Stored data entries
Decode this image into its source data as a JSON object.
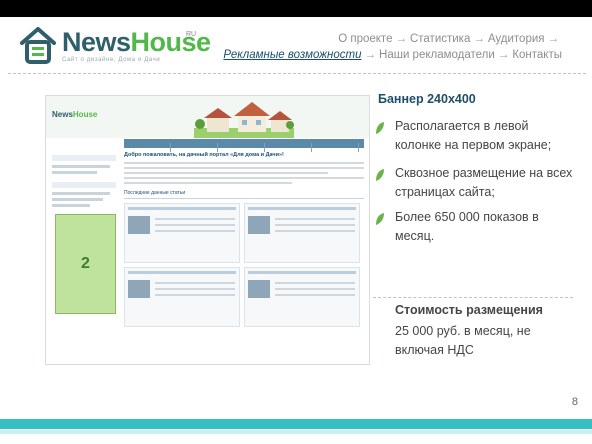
{
  "logo": {
    "word1": "News",
    "word2": "House",
    "ru": "RU",
    "tagline": "Сайт о дизайне, Дома и Дачи"
  },
  "nav": {
    "items": [
      "О проекте",
      "Статистика",
      "Аудитория",
      "Рекламные возможности",
      "Наши рекламодатели",
      "Контакты"
    ],
    "active": "Рекламные возможности",
    "arrow": "→"
  },
  "site": {
    "logo_a": "News",
    "logo_b": "House",
    "welcome": "Добро пожаловать, на дачный портал «Для дома и Дачи»!",
    "section": "Последние данные статьи",
    "banner_number": "2"
  },
  "right": {
    "title": "Баннер 240x400",
    "bullets": [
      "Располагается в левой колонке на первом экране;",
      "Сквозное размещение на всех страницах сайта;",
      "Более 650 000 показов в месяц."
    ],
    "price_title": "Стоимость размещения",
    "price_text": "25 000 руб. в месяц, не включая НДС"
  },
  "page_number": "8",
  "colors": {
    "accent_teal": "#34bfc2",
    "leaf_green": "#6ab34a",
    "nav_active": "#1a4f6e"
  }
}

## SHORT EXERCISE:
Retype each line of the listing above word for word. Exclude the pictures.

## COMPLETE ANSWER:
Decode this image into its source data as a JSON object.
{
  "logo": {
    "word1": "News",
    "word2": "House",
    "ru": "RU",
    "tagline": "Сайт о дизайне, Дома и Дачи"
  },
  "nav": {
    "items": [
      "О проекте",
      "Статистика",
      "Аудитория",
      "Рекламные возможности",
      "Наши рекламодатели",
      "Контакты"
    ],
    "active": "Рекламные возможности",
    "arrow": "→"
  },
  "site": {
    "logo_a": "News",
    "logo_b": "House",
    "welcome": "Добро пожаловать, на дачный портал «Для дома и Дачи»!",
    "section": "Последние данные статьи",
    "banner_number": "2"
  },
  "right": {
    "title": "Баннер 240x400",
    "bullets": [
      "Располагается в левой колонке на первом экране;",
      "Сквозное размещение на всех страницах сайта;",
      "Более 650 000 показов в месяц."
    ],
    "price_title": "Стоимость размещения",
    "price_text": "25 000 руб. в месяц, не включая НДС"
  },
  "page_number": "8",
  "colors": {
    "accent_teal": "#34bfc2",
    "leaf_green": "#6ab34a",
    "nav_active": "#1a4f6e"
  }
}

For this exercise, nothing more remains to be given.